◆ Records for processing:
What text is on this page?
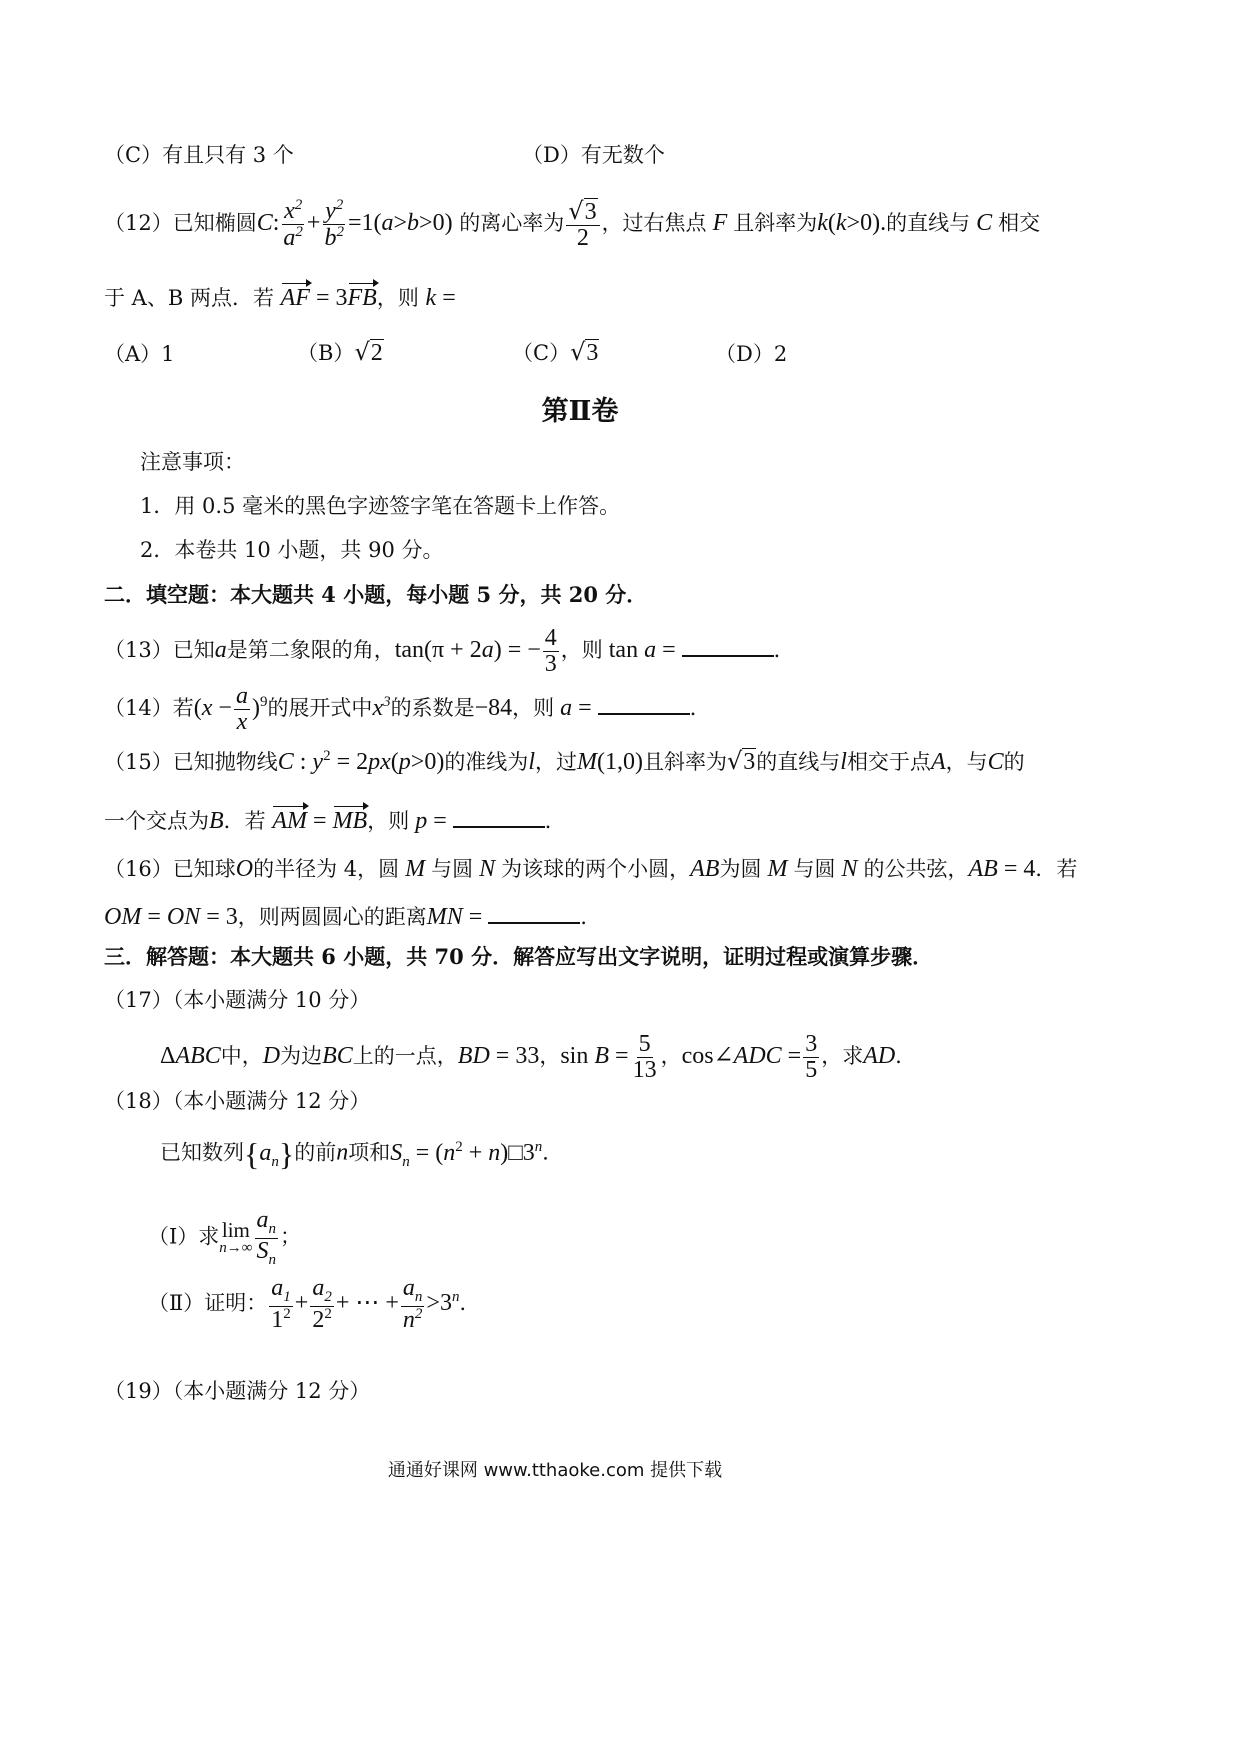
（C）有且只有 3 个	（D）有无数个
（12）已知椭圆C: $\frac{x^2}{a^2} + \frac{y^2}{b^2} =1(a>b>0)$ 的离心率为 $\frac{√3}{2}$ ，过右焦点 F 且斜率为k(k>0).的直线与 C 相交
于 A、B 两点．若 AF = 3FB，则 k =
（A）1	（B）√2	（C）√3	（D）2
第Ⅱ卷
注意事项：
1．用 0.5 毫米的黑色字迹签字笔在答题卡上作答。
2．本卷共 10 小题，共 90 分。
二．填空题：本大题共 4 小题，每小题 5 分，共 20 分．
（13）已知a是第二象限的角，tan(π + 2a) = − $\frac{4}{3}$ ，则 tan a =	．
（14）若$(x - \frac{a}{x} )^9$的展开式中$x^3$的系数是−84，则 a =	．
（15）已知抛物线C : $y^2 = 2px(p>0)$的准线为l，过M(1,0)且斜率为√3的直线与l相交于点A，与C的
一个交点为B．若 AM = MB，则 p =	．
（16）已知球O的半径为 4，圆 M 与圆 N 为该球的两个小圆，AB为圆 M 与圆 N 的公共弦，AB = 4．若
OM = ON = 3，则两圆圆心的距离MN =	．
三．解答题：本大题共 6 小题，共 70 分．解答应写出文字说明，证明过程或演算步骤．
（17）（本小题满分 10 分）
ΔABC中，D为边BC上的一点，BD = 33，$\sin B = \frac{5}{13}$ ，cos∠ADC = $\frac{3}{5}$ ，求AD．
（18）（本小题满分 12 分）
已知数列$\{a_n\}$的前n项和$S_n = (n^2$ + $n)□3^n$．
（Ⅰ）求 lim
$n\to\infty \frac{a_n}{S_n}$ ；
（Ⅱ）证明： $\frac{a_1}{1^2} + \frac{a_2}{2^2}$ + ⋯ + $\frac{a_n}{n^2} >3^n$．
（19）（本小题满分 12 分）
通通好课网 www.tthaoke.com 提供下载
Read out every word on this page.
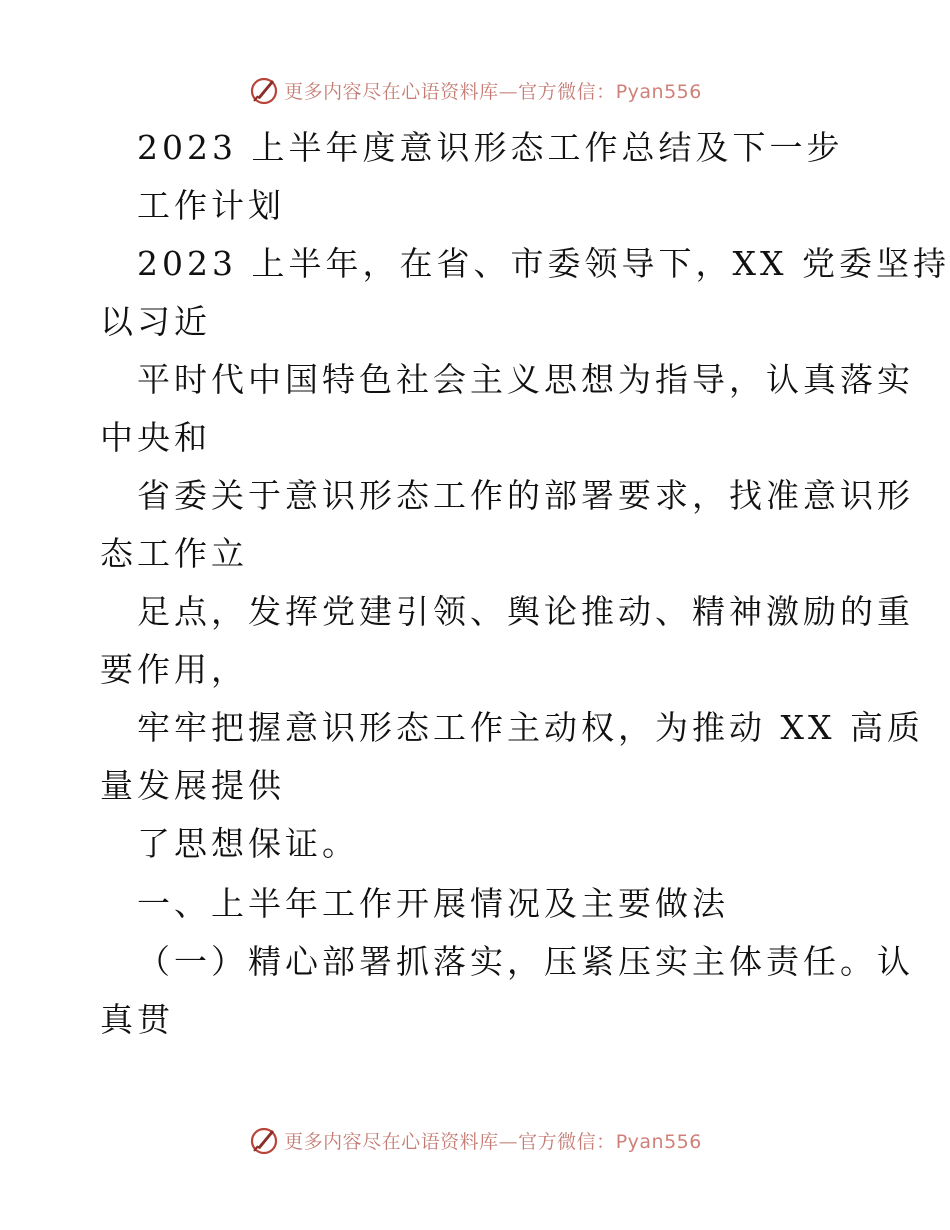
更多内容尽在心语资料库—官方微信：Pyan556
2023 上半年度意识形态工作总结及下一步
工作计划
2023 上半年，在省、市委领导下，XX 党委坚持
以习近
平时代中国特色社会主义思想为指导，认真落实
中央和
省委关于意识形态工作的部署要求，找准意识形
态工作立
足点，发挥党建引领、舆论推动、精神激励的重
要作用，
牢牢把握意识形态工作主动权，为推动 XX 高质
量发展提供
了思想保证。
一、上半年工作开展情况及主要做法
（一）精心部署抓落实，压紧压实主体责任。认
真贯
更多内容尽在心语资料库—官方微信：Pyan556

◆ What you are asked to do:
Exactly repeat every line from the line that includes "Read out every word on this page." to the end of the listing, and nothing else, leaving pictures out.

◆ Task solution:
Read out every word on this page.
更多内容尽在心语资料库—官方微信：Pyan556
2023 上半年度意识形态工作总结及下一步
工作计划
2023 上半年，在省、市委领导下，XX 党委坚持
以习近
平时代中国特色社会主义思想为指导，认真落实
中央和
省委关于意识形态工作的部署要求，找准意识形
态工作立
足点，发挥党建引领、舆论推动、精神激励的重
要作用，
牢牢把握意识形态工作主动权，为推动 XX 高质
量发展提供
了思想保证。
一、上半年工作开展情况及主要做法
（一）精心部署抓落实，压紧压实主体责任。认
真贯
更多内容尽在心语资料库—官方微信：Pyan556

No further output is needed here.